§ EXERCISE GOAL
Among the entries that follow, tally the lines with the string "this". Give no more than the number.

* * *

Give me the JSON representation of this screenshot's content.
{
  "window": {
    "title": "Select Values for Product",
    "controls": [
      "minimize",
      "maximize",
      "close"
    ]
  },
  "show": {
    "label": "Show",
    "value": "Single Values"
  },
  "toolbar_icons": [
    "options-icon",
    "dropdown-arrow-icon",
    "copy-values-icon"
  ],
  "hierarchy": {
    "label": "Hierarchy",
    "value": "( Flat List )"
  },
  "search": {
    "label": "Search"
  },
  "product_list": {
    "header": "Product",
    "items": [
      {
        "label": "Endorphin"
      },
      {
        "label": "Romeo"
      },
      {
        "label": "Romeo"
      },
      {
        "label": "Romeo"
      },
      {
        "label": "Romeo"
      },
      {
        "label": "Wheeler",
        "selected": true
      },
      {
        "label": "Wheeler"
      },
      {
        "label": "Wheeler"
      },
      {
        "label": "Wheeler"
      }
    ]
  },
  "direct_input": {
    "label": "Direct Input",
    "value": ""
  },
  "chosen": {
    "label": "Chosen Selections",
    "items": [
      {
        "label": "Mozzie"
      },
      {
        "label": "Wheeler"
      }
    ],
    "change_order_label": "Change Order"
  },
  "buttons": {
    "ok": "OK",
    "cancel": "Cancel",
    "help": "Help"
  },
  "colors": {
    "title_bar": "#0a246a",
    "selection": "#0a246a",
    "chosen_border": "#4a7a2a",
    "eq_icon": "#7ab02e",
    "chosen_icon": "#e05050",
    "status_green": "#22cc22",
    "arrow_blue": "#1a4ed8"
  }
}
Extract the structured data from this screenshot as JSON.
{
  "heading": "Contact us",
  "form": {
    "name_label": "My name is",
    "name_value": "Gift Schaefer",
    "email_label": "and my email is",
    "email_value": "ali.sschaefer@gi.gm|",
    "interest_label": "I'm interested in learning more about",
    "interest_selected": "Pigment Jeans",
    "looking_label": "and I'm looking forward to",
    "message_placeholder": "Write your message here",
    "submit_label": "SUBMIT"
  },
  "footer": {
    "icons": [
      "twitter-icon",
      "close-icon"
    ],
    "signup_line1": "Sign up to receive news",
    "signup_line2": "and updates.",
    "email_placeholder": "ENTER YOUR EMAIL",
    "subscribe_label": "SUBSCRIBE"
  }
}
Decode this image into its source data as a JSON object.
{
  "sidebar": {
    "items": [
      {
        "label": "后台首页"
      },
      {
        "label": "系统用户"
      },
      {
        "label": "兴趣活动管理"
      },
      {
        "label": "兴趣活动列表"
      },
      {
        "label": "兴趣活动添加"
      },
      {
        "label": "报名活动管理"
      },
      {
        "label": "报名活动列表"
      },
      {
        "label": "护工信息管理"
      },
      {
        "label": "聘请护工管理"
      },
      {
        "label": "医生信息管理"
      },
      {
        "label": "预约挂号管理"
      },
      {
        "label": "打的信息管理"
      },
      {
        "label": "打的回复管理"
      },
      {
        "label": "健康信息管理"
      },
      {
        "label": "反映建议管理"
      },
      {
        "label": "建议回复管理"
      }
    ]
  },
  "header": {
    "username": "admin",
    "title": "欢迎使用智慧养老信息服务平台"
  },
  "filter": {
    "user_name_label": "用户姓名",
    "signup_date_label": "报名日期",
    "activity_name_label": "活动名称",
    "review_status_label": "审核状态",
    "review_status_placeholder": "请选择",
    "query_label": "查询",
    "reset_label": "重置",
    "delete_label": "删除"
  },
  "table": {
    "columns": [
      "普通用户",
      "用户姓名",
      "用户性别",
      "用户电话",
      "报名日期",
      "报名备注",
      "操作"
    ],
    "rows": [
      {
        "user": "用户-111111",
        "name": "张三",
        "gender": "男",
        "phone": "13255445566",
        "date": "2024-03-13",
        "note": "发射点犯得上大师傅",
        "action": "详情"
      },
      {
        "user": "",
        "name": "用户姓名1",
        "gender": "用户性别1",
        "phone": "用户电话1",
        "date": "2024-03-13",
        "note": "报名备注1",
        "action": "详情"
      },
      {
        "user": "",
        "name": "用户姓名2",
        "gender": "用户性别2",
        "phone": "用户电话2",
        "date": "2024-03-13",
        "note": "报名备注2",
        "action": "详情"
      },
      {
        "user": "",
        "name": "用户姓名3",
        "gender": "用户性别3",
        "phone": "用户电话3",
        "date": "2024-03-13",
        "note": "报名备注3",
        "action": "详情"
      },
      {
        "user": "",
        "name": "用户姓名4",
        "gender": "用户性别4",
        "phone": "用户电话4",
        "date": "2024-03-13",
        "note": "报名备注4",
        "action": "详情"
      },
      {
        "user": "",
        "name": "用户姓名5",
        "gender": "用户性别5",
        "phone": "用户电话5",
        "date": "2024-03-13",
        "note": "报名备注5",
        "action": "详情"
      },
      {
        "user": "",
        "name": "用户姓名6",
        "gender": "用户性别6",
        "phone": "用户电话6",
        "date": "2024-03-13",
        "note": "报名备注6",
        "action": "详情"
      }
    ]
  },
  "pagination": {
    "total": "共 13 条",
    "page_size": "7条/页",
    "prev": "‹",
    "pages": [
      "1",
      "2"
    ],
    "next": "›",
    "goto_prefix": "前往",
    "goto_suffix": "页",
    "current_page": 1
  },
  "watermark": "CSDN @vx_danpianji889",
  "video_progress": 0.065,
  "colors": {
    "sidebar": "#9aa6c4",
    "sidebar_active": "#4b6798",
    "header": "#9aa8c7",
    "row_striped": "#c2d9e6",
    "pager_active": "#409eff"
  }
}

* * *

§ RESPONSE TO THE TASK
3